--- Exercise ---
Output an exact reproduction of the data.
****************************************
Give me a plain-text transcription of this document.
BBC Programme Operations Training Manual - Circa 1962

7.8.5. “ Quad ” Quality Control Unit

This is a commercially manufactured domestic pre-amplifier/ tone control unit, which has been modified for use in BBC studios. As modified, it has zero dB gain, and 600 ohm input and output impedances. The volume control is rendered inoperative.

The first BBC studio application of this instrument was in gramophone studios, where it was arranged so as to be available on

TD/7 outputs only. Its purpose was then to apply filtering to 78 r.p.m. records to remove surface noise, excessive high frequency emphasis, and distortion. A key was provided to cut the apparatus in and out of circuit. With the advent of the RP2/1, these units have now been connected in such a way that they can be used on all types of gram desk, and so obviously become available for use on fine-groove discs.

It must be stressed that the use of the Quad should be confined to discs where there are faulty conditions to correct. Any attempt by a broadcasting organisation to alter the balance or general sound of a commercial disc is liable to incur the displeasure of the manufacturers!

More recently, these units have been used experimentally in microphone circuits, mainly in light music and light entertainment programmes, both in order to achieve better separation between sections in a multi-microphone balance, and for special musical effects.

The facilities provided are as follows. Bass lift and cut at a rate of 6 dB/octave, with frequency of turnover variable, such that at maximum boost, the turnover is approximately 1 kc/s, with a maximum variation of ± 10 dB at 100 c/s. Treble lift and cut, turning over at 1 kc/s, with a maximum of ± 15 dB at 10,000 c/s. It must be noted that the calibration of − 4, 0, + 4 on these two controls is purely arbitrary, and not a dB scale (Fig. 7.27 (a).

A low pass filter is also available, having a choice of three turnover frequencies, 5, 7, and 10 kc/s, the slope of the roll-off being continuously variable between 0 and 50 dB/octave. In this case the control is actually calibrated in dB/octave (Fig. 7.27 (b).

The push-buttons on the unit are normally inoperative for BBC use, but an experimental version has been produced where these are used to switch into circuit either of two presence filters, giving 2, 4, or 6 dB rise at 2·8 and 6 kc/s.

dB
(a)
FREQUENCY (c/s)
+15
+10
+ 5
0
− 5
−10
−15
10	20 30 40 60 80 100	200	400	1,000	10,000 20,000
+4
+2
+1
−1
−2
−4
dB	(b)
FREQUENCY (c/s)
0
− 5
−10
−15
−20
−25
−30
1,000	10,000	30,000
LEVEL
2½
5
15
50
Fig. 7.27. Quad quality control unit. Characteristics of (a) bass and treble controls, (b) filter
****************************************
--- Task response ---
Give me a plain-text transcription of this document.
BBC Programme Operations Training Manual - Circa 1962

7.8.5. “ Quad ” Quality Control Unit

This is a commercially manufactured domestic pre-amplifier/ tone control unit, which has been modified for use in BBC studios. As modified, it has zero dB gain, and 600 ohm input and output impedances. The volume control is rendered inoperative.

The first BBC studio application of this instrument was in gramophone studios, where it was arranged so as to be available on

TD/7 outputs only. Its purpose was then to apply filtering to 78 r.p.m. records to remove surface noise, excessive high frequency emphasis, and distortion. A key was provided to cut the apparatus in and out of circuit. With the advent of the RP2/1, these units have now been connected in such a way that they can be used on all types of gram desk, and so obviously become available for use on fine-groove discs.

It must be stressed that the use of the Quad should be confined to discs where there are faulty conditions to correct. Any attempt by a broadcasting organisation to alter the balance or general sound of a commercial disc is liable to incur the displeasure of the manufacturers!

More recently, these units have been used experimentally in microphone circuits, mainly in light music and light entertainment programmes, both in order to achieve better separation between sections in a multi-microphone balance, and for special musical effects.

The facilities provided are as follows. Bass lift and cut at a rate of 6 dB/octave, with frequency of turnover variable, such that at maximum boost, the turnover is approximately 1 kc/s, with a maximum variation of ± 10 dB at 100 c/s. Treble lift and cut, turning over at 1 kc/s, with a maximum of ± 15 dB at 10,000 c/s. It must be noted that the calibration of − 4, 0, + 4 on these two controls is purely arbitrary, and not a dB scale (Fig. 7.27 (a).

A low pass filter is also available, having a choice of three turnover frequencies, 5, 7, and 10 kc/s, the slope of the roll-off being continuously variable between 0 and 50 dB/octave. In this case the control is actually calibrated in dB/octave (Fig. 7.27 (b).

The push-buttons on the unit are normally inoperative for BBC use, but an experimental version has been produced where these are used to switch into circuit either of two presence filters, giving 2, 4, or 6 dB rise at 2·8 and 6 kc/s.

dB
(a)
FREQUENCY (c/s)
+15
+10
+ 5
0
− 5
−10
−15
10	20 30 40 60 80 100	200	400	1,000	10,000 20,000
+4
+2
+1
−1
−2
−4
dB	(b)
FREQUENCY (c/s)
0
− 5
−10
−15
−20
−25
−30
1,000	10,000	30,000
LEVEL
2½
5
15
50
Fig. 7.27. Quad quality control unit. Characteristics of (a) bass and treble controls, (b) filter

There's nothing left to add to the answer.